Output all entries verbatim. Skip pictures.

** Recorded information **

•••••

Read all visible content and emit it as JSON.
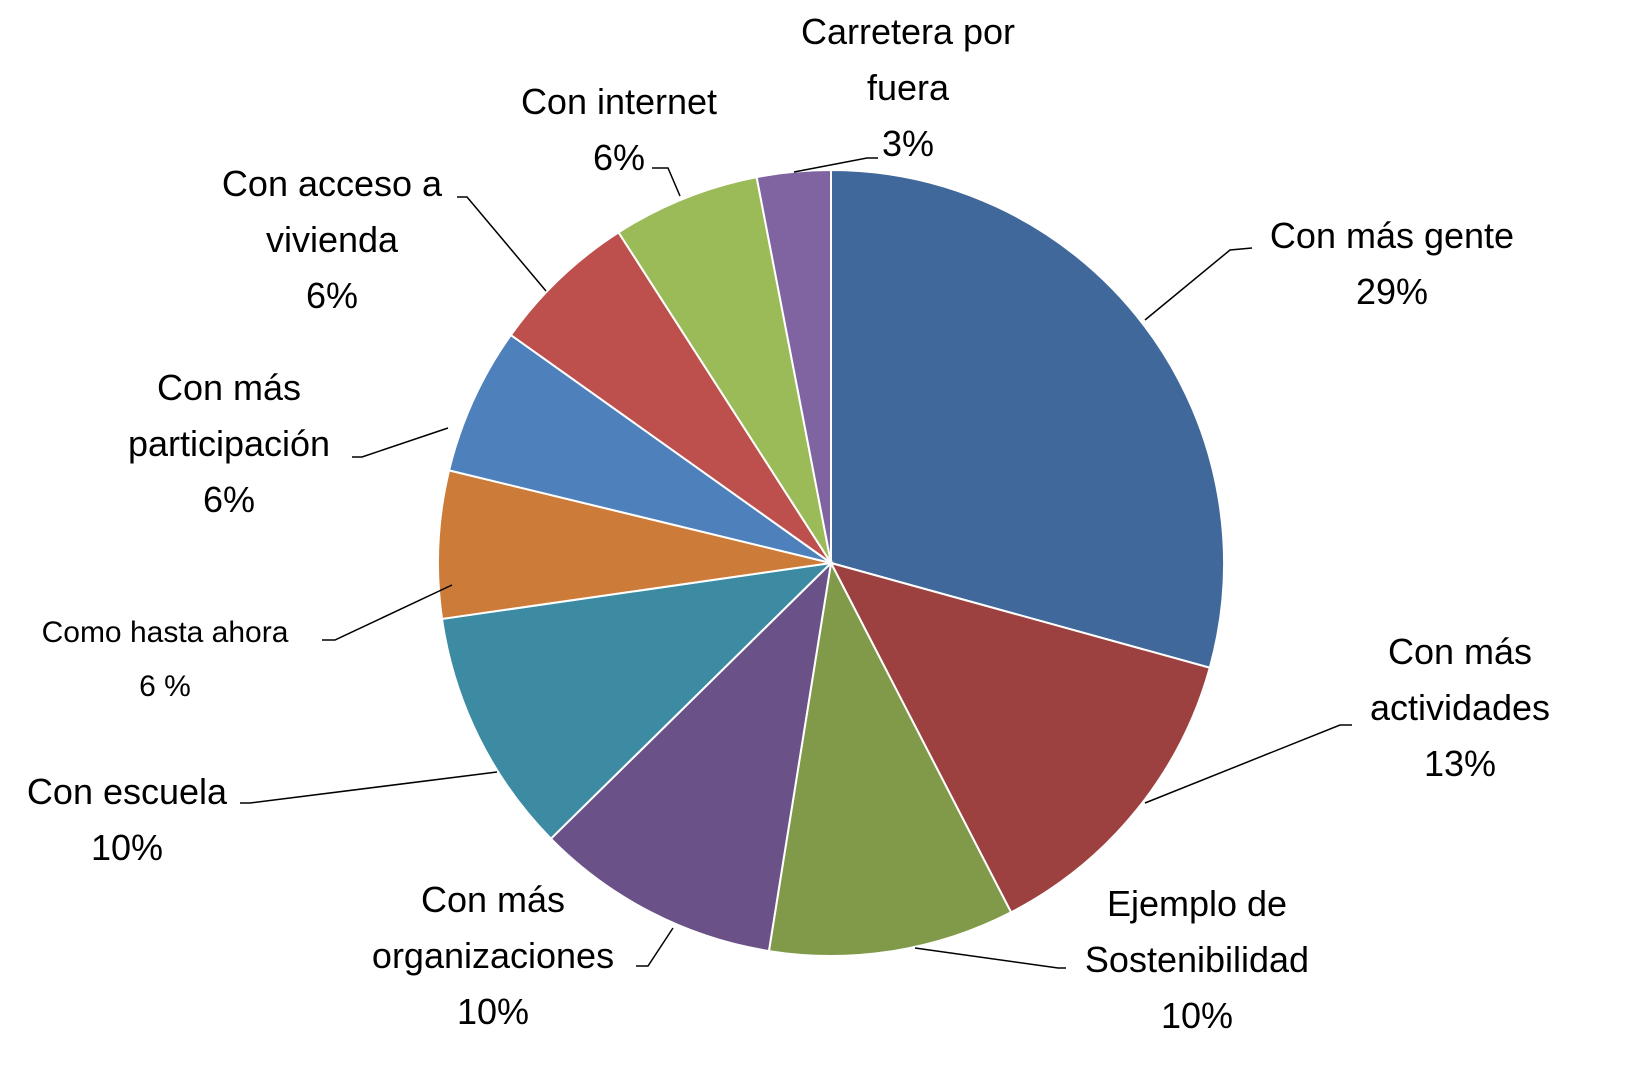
{
  "chart_data": {
    "type": "pie",
    "categories": [
      "Con más gente",
      "Con más actividades",
      "Ejemplo de Sostenibilidad",
      "Con más organizaciones",
      "Con escuela",
      "Como hasta ahora",
      "Con más participación",
      "Con acceso a vivienda",
      "Con internet",
      "Carretera por fuera"
    ],
    "values": [
      29,
      13,
      10,
      10,
      10,
      6,
      6,
      6,
      6,
      3
    ],
    "value_labels": [
      "29%",
      "13%",
      "10%",
      "10%",
      "10%",
      "6 %",
      "6%",
      "6%",
      "6%",
      "3%"
    ],
    "colors": [
      "#41689a",
      "#9c4140",
      "#809a4a",
      "#6a5288",
      "#3d8ba3",
      "#cd7b39",
      "#4e80bb",
      "#bd4f4c",
      "#9bbb59",
      "#8064a2"
    ]
  }
}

•••••

** Response **
Read all visible content and emit it as JSON.
{
  "chart_data": {
    "type": "pie",
    "categories": [
      "Con más gente",
      "Con más actividades",
      "Ejemplo de Sostenibilidad",
      "Con más organizaciones",
      "Con escuela",
      "Como hasta ahora",
      "Con más participación",
      "Con acceso a vivienda",
      "Con internet",
      "Carretera por fuera"
    ],
    "values": [
      29,
      13,
      10,
      10,
      10,
      6,
      6,
      6,
      6,
      3
    ],
    "value_labels": [
      "29%",
      "13%",
      "10%",
      "10%",
      "10%",
      "6 %",
      "6%",
      "6%",
      "6%",
      "3%"
    ],
    "colors": [
      "#41689a",
      "#9c4140",
      "#809a4a",
      "#6a5288",
      "#3d8ba3",
      "#cd7b39",
      "#4e80bb",
      "#bd4f4c",
      "#9bbb59",
      "#8064a2"
    ]
  }
}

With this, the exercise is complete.